### Exercise details
Find the lines holding "comment" and copy them.

[Extracted data entries]
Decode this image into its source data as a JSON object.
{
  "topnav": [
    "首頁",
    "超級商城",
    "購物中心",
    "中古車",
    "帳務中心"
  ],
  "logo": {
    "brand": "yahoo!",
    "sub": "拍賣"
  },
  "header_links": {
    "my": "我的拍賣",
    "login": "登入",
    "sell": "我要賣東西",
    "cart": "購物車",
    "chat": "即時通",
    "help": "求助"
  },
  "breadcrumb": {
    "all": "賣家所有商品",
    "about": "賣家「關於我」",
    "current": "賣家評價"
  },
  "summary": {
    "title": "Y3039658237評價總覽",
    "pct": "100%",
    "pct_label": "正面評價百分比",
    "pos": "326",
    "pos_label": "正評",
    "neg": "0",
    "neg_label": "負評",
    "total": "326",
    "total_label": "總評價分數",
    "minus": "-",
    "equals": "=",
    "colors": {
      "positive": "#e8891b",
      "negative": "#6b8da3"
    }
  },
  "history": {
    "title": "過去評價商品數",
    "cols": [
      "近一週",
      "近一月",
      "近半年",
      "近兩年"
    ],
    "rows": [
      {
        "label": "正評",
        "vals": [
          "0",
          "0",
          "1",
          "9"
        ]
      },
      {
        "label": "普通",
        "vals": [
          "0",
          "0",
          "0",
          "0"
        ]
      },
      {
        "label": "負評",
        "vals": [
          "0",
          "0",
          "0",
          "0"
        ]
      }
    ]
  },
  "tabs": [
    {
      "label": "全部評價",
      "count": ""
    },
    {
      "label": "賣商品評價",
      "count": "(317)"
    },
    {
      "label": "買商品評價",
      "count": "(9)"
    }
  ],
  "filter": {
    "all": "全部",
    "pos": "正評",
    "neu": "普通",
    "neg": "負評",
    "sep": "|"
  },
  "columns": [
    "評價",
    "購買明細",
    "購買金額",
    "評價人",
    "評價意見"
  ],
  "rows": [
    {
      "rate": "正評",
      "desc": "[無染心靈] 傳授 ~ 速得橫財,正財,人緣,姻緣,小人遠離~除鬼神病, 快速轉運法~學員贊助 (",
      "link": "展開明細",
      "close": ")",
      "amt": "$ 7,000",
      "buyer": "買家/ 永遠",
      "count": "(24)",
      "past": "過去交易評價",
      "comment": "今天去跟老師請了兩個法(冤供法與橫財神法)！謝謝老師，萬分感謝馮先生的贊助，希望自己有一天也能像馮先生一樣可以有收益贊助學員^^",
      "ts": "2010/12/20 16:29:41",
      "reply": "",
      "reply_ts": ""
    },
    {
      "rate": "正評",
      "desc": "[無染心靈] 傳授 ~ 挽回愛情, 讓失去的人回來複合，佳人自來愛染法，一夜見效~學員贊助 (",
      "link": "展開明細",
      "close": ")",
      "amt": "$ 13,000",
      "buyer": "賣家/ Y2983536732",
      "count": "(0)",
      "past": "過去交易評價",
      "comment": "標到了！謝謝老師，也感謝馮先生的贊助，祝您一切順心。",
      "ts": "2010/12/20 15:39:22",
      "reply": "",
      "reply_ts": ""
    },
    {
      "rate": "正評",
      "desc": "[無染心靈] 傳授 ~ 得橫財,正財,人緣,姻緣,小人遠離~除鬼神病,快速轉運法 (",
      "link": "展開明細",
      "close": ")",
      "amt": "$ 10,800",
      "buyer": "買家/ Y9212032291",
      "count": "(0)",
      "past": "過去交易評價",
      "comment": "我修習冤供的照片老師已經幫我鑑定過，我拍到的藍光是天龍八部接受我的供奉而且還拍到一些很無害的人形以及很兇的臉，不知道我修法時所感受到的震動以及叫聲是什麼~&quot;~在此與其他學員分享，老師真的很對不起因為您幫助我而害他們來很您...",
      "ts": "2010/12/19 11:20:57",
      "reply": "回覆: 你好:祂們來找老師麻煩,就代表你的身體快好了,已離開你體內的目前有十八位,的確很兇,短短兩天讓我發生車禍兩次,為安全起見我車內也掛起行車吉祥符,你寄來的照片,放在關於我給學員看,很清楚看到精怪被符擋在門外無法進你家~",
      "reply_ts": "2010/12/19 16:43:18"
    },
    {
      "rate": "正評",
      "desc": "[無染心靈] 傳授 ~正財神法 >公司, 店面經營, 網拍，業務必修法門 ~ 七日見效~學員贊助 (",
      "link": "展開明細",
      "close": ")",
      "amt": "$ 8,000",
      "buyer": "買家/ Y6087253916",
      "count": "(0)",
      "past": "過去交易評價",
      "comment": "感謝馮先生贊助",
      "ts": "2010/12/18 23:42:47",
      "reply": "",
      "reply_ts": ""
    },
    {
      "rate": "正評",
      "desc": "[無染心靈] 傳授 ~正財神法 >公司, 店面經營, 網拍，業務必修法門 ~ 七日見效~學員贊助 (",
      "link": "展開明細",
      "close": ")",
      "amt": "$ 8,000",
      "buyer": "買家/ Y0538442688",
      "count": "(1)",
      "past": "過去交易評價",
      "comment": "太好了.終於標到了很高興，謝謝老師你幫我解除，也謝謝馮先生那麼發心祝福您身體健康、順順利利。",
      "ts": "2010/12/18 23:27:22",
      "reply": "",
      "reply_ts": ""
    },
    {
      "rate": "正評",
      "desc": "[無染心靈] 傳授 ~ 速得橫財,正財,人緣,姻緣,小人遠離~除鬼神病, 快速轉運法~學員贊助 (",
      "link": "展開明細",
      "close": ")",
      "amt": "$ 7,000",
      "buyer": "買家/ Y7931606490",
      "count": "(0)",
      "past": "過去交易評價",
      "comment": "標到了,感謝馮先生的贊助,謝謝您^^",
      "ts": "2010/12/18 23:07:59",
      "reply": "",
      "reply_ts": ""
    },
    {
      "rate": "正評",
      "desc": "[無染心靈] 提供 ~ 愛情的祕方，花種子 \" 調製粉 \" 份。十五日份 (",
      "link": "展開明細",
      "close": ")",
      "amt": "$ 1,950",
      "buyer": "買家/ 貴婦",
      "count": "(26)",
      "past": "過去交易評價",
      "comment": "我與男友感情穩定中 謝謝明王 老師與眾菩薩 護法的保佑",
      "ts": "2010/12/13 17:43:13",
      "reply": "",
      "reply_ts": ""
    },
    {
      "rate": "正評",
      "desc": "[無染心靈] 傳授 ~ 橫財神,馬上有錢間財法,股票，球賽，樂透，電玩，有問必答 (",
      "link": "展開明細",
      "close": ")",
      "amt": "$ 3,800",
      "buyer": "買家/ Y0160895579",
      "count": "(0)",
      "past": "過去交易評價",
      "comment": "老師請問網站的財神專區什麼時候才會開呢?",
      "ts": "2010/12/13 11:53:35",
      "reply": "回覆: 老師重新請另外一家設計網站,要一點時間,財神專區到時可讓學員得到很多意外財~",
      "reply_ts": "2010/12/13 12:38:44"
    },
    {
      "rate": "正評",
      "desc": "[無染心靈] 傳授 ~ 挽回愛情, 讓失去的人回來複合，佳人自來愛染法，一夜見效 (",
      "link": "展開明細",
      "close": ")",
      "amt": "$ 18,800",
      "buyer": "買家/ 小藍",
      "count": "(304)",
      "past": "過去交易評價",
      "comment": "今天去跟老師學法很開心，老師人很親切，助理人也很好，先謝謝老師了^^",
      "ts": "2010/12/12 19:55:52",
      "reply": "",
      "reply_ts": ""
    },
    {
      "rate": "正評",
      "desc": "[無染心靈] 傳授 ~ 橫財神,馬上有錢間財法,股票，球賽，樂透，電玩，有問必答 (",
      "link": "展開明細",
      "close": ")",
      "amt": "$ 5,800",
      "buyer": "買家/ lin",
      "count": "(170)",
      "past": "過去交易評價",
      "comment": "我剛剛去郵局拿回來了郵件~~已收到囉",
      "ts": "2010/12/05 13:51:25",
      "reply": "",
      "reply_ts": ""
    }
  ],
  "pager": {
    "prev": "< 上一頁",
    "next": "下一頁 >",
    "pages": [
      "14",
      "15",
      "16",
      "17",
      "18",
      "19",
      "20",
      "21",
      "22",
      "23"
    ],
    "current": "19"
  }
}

### Correct output
      "comment": "今天去跟老師請了兩個法(冤供法與橫財神法)！謝謝老師，萬分感謝馮先生的贊助，希望自己有一天也能像馮先生一樣可以有收益贊助學員^^",
      "comment": "標到了！謝謝老師，也感謝馮先生的贊助，祝您一切順心。",
      "comment": "我修習冤供的照片老師已經幫我鑑定過，我拍到的藍光是天龍八部接受我的供奉而且還拍到一些很無害的人形以及很兇的臉，不知道我修法時所感受到的震動以及叫聲是什麼~&quot;~在此與其他學員分享，老師真的很對不起因為您幫助我而害他們來很您...",
      "comment": "感謝馮先生贊助",
      "comment": "太好了.終於標到了很高興，謝謝老師你幫我解除，也謝謝馮先生那麼發心祝福您身體健康、順順利利。",
      "comment": "標到了,感謝馮先生的贊助,謝謝您^^",
      "comment": "我與男友感情穩定中 謝謝明王 老師與眾菩薩 護法的保佑",
      "comment": "老師請問網站的財神專區什麼時候才會開呢?",
      "comment": "今天去跟老師學法很開心，老師人很親切，助理人也很好，先謝謝老師了^^",
      "comment": "我剛剛去郵局拿回來了郵件~~已收到囉",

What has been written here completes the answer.